Evidemment ! Les soins sont prévus pour la capacité d’accueil théorique. Pendant la pandémie, on a eu du mal à séparer les positifs des négatifs. Et en général, à cause de la surpopulation, il est très compliqué d’avoir un rendez-vous avec le service médical. Quant aux rendez-vous avec des spécialistes, c’est la croix et la bannière ! Il arrive que des détenus se crèvent leurs abcès dentaires eux-mêmes ou doivent attendre des mois pour des opérations. Nous avons rencontré des détenus dont le cancer a été détecté très tardivement, l’un en est mort.
Il y a aussi des conséquences sur la santé mentale. Etre enfermés à trois, ça tape sur le système. De nombreuses violences pourraient être évitées. Et lorsque quelqu’un a un problème, ça rejaillit sur les autres. J’ai l’exemple d’un détenu épileptique qui faisait des crises la nuit, ses codétenus pensaient qu’il allait mourir.

- DONNÉES D'ENTRÉE
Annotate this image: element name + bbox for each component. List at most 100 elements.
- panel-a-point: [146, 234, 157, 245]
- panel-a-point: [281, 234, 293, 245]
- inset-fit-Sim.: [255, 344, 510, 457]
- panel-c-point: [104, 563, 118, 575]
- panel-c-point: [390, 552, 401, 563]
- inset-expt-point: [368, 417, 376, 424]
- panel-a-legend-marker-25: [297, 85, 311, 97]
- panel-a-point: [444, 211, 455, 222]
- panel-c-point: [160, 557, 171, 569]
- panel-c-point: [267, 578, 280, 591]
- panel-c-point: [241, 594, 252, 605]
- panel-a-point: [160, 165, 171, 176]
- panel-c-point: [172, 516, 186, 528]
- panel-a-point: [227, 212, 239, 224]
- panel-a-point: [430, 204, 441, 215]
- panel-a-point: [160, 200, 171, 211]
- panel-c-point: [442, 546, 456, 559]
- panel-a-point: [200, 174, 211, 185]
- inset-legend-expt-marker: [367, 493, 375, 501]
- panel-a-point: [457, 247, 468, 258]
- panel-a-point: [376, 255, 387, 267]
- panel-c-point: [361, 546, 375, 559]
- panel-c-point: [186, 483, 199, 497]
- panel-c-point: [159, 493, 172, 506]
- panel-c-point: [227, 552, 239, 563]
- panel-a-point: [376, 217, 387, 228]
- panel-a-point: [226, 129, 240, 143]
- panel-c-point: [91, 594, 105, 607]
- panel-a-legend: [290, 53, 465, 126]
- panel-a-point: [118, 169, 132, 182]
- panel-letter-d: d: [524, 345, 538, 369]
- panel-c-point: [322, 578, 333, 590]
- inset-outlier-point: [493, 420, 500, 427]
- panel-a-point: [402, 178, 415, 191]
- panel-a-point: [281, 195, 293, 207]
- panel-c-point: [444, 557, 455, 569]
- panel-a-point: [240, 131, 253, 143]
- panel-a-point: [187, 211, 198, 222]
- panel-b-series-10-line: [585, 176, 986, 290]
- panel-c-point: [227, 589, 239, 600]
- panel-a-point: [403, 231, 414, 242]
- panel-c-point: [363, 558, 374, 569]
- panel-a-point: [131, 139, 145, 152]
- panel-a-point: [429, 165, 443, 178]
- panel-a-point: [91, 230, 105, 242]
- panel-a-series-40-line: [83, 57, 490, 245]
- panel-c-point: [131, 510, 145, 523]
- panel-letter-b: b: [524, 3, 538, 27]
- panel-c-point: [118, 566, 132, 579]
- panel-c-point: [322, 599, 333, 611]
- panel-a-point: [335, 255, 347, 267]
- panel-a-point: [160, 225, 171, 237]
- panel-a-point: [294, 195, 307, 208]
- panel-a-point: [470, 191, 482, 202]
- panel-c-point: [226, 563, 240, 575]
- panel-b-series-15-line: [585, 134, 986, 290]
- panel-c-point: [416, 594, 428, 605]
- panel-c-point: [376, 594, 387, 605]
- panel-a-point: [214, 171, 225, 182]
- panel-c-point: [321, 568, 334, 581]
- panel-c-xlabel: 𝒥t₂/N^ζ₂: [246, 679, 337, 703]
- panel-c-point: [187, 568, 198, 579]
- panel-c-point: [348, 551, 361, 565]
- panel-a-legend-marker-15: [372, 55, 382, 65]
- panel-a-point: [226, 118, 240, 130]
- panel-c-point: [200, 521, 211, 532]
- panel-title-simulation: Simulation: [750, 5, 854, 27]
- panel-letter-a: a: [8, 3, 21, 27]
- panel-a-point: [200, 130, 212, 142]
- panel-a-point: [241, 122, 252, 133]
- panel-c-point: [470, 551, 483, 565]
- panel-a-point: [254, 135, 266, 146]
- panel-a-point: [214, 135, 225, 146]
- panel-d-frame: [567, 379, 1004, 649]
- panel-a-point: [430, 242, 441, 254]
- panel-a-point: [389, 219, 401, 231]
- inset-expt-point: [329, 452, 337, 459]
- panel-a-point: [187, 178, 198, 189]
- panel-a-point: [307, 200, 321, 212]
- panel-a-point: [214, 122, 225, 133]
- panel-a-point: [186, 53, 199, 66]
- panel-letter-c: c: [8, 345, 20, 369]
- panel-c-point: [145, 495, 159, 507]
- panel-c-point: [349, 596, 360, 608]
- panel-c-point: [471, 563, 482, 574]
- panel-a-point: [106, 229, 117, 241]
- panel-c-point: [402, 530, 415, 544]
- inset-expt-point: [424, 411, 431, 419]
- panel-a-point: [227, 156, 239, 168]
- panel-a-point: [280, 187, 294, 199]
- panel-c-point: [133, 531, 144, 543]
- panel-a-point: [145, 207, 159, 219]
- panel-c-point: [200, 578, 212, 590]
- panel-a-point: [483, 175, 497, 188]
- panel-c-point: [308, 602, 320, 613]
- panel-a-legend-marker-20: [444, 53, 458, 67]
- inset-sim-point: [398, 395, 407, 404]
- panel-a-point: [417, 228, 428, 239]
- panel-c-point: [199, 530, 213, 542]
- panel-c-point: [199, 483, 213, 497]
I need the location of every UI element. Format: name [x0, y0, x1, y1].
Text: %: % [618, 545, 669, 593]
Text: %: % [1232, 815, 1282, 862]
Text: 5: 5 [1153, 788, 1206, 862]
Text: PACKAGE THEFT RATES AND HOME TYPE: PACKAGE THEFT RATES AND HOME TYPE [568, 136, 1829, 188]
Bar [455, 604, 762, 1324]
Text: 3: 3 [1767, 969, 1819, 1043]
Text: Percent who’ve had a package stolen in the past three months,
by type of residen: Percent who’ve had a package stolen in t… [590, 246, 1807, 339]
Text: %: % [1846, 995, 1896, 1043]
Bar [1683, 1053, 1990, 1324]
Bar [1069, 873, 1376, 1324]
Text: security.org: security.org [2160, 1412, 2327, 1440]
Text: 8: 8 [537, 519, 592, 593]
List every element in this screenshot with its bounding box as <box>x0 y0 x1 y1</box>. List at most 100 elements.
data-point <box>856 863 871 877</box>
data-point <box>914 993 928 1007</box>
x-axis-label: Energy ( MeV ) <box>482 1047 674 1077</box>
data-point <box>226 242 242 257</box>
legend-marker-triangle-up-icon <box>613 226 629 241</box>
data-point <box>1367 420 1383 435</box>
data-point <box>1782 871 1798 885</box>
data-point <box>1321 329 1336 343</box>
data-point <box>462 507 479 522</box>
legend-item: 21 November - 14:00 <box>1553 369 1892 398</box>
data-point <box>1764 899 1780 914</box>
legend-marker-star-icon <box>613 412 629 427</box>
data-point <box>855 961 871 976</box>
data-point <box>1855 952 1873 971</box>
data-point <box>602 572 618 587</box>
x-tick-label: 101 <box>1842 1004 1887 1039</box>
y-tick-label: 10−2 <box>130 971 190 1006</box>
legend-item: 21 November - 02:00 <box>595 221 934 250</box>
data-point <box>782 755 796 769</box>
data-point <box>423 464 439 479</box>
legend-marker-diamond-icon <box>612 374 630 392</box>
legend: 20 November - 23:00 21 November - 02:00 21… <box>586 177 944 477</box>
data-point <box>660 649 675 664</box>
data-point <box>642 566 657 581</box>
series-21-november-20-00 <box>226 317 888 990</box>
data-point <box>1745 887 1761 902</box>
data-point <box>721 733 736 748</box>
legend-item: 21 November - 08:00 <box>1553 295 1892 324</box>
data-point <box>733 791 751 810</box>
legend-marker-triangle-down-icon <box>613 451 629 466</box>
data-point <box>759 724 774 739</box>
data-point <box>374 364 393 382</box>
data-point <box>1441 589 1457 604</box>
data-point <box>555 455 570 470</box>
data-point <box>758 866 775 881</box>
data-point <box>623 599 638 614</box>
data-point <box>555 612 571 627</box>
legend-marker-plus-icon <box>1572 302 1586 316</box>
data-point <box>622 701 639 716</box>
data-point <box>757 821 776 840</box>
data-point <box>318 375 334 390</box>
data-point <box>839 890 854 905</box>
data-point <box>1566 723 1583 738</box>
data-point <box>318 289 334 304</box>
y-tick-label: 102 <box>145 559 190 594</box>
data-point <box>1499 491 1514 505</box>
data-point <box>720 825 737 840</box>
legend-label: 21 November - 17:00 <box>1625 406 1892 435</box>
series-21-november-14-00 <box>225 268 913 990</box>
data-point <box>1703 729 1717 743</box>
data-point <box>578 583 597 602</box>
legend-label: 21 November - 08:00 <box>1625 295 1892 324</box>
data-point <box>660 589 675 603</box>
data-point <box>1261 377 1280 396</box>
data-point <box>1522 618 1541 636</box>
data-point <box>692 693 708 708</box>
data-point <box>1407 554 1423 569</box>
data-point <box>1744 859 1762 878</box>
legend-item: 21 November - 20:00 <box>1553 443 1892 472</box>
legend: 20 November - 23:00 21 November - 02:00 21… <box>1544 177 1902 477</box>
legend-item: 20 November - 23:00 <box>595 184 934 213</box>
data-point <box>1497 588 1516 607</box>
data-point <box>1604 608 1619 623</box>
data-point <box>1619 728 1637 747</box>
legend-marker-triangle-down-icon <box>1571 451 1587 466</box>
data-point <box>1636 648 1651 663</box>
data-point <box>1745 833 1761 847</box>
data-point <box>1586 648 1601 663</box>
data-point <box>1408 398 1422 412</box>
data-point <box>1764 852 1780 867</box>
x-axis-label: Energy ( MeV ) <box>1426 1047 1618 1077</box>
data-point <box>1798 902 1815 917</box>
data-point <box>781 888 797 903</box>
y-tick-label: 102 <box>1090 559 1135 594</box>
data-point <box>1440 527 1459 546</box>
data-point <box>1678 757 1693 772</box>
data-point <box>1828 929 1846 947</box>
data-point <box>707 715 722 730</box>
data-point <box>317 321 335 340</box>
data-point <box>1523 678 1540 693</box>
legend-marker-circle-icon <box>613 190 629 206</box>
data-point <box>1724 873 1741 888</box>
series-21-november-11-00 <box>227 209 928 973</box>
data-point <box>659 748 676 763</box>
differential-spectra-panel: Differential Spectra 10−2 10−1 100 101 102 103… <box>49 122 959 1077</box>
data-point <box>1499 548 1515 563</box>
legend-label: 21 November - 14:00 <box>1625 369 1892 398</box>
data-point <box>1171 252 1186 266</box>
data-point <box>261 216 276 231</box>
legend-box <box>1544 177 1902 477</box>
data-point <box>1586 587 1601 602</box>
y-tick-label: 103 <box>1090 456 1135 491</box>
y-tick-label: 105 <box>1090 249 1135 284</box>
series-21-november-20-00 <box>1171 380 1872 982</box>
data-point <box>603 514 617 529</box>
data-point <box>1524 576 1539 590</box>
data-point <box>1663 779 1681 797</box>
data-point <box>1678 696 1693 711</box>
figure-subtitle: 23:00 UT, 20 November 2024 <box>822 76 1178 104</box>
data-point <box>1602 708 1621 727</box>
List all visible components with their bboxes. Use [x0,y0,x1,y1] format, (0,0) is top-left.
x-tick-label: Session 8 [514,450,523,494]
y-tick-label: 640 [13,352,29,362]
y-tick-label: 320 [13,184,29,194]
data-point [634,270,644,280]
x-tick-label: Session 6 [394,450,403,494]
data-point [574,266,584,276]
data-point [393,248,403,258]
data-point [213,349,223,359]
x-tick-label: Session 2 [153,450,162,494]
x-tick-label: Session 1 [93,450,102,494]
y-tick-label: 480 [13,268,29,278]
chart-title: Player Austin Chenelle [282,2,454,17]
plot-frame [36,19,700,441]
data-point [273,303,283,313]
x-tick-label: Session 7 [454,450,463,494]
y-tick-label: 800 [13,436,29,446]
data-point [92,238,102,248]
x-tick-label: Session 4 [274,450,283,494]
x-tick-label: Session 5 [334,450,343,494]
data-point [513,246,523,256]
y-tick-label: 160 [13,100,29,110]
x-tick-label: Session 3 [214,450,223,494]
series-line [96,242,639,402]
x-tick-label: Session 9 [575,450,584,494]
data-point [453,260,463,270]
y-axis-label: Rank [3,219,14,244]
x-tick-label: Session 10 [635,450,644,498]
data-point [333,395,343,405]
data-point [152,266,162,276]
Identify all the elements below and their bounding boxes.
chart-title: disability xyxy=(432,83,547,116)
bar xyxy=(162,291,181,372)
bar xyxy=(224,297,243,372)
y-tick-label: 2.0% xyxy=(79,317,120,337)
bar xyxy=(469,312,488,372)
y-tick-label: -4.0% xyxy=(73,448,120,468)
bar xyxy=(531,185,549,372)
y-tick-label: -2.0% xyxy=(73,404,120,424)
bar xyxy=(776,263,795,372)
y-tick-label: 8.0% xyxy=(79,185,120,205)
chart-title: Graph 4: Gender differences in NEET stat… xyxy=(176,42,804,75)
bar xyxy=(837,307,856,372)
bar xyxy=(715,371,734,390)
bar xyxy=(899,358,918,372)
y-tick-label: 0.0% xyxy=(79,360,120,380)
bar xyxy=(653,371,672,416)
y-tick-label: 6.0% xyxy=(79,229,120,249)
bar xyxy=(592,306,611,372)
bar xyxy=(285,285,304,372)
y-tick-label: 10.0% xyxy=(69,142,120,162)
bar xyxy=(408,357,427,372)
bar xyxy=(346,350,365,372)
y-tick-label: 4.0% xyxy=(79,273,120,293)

- EXERCICE 1
Dans l'extrait sur la santé en prison, relevez toutes les maladies ou affections physiques nommées chez des détenus.
- EXERCICE 2
Recopiez le passage de l'extrait sur la santé en prison qui va de « Il y a aussi » jusqu'à « qu’il allait mourir. ».

- ZONE DE RÉPONSE 1
- les abcès dentaires
- le cancer
- l'épilepsie (crises la nuit)

- ZONE DE RÉPONSE 2
Il y a aussi des conséquences sur la santé mentale. Etre enfermés à trois, ça tape sur le système. De nombreuses violences pourraient être évitées. Et lorsque quelqu’un a un problème, ça rejaillit sur les autres. J’ai l’exemple d’un détenu épileptique qui faisait des crises la nuit, ses codétenus pensaient qu’il allait mourir.